# JOB
From the listing below, copy every line with the word "color".

# SUPPLIED MATERIAL
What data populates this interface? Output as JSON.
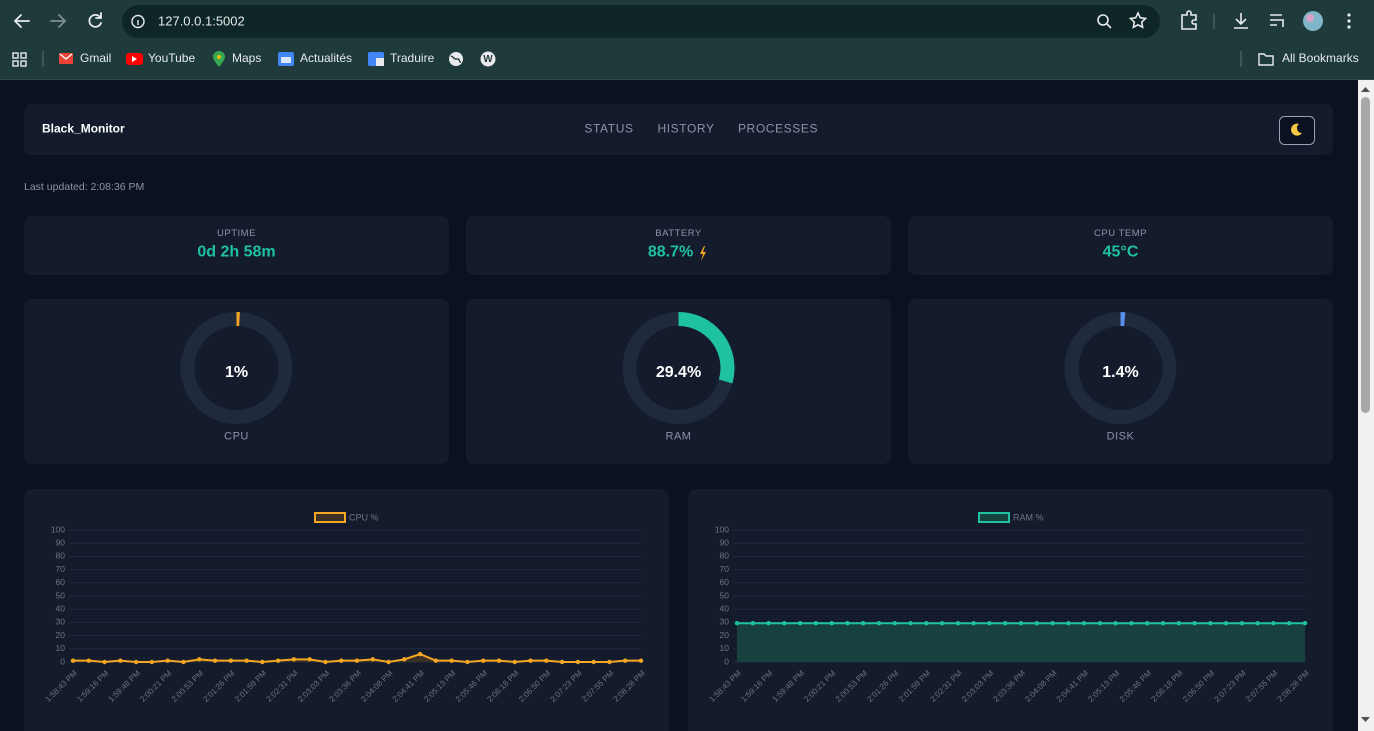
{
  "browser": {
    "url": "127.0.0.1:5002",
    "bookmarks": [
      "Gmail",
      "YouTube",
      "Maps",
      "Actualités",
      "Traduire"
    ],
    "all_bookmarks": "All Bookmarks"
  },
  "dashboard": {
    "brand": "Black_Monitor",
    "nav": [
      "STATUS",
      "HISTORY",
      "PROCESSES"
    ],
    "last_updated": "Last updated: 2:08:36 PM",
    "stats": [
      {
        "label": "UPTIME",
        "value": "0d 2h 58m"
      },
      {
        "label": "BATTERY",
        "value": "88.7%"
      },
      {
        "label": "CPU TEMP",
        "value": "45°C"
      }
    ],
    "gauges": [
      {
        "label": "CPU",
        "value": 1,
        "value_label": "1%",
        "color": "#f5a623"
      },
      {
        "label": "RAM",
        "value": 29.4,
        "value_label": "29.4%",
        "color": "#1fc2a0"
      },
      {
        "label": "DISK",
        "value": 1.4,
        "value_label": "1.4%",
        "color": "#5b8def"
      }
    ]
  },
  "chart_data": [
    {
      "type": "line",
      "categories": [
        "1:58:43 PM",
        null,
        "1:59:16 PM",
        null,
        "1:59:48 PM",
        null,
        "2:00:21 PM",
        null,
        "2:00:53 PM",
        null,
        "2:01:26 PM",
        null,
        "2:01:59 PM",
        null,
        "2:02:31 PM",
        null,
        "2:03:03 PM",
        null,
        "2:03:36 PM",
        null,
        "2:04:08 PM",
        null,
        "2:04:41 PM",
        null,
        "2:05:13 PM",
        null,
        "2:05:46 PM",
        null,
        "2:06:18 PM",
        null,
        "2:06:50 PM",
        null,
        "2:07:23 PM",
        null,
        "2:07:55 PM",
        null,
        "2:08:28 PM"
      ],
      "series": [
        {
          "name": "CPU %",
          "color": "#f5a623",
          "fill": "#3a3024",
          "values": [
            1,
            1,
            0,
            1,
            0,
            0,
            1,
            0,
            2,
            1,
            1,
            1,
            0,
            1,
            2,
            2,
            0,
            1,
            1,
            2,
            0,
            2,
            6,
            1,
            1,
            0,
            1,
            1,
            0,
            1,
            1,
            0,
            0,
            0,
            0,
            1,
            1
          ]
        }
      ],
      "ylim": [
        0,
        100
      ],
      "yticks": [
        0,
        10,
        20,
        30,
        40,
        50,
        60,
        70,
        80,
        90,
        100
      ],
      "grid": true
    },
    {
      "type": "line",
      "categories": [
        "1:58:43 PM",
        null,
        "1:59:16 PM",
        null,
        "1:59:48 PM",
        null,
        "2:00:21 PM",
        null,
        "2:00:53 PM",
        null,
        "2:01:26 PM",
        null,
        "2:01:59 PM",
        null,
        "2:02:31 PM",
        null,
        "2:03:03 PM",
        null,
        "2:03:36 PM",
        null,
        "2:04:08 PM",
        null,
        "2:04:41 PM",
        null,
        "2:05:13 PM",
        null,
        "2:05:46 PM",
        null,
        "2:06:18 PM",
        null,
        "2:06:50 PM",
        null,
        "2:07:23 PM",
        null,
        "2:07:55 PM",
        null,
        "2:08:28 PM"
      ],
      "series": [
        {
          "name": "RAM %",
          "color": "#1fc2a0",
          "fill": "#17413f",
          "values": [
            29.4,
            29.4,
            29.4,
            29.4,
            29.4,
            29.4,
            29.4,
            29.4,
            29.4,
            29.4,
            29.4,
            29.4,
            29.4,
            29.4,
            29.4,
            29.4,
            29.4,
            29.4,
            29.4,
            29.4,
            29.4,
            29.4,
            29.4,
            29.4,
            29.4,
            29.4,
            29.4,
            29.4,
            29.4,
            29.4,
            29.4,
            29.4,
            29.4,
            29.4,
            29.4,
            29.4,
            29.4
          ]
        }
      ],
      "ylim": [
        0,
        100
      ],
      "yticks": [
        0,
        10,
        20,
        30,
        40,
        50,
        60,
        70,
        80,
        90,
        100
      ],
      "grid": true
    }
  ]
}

# CORRECT ANSWER
        "color": "#f5a623"
        "color": "#1fc2a0"
        "color": "#5b8def"
          "color": "#f5a623",
          "color": "#1fc2a0",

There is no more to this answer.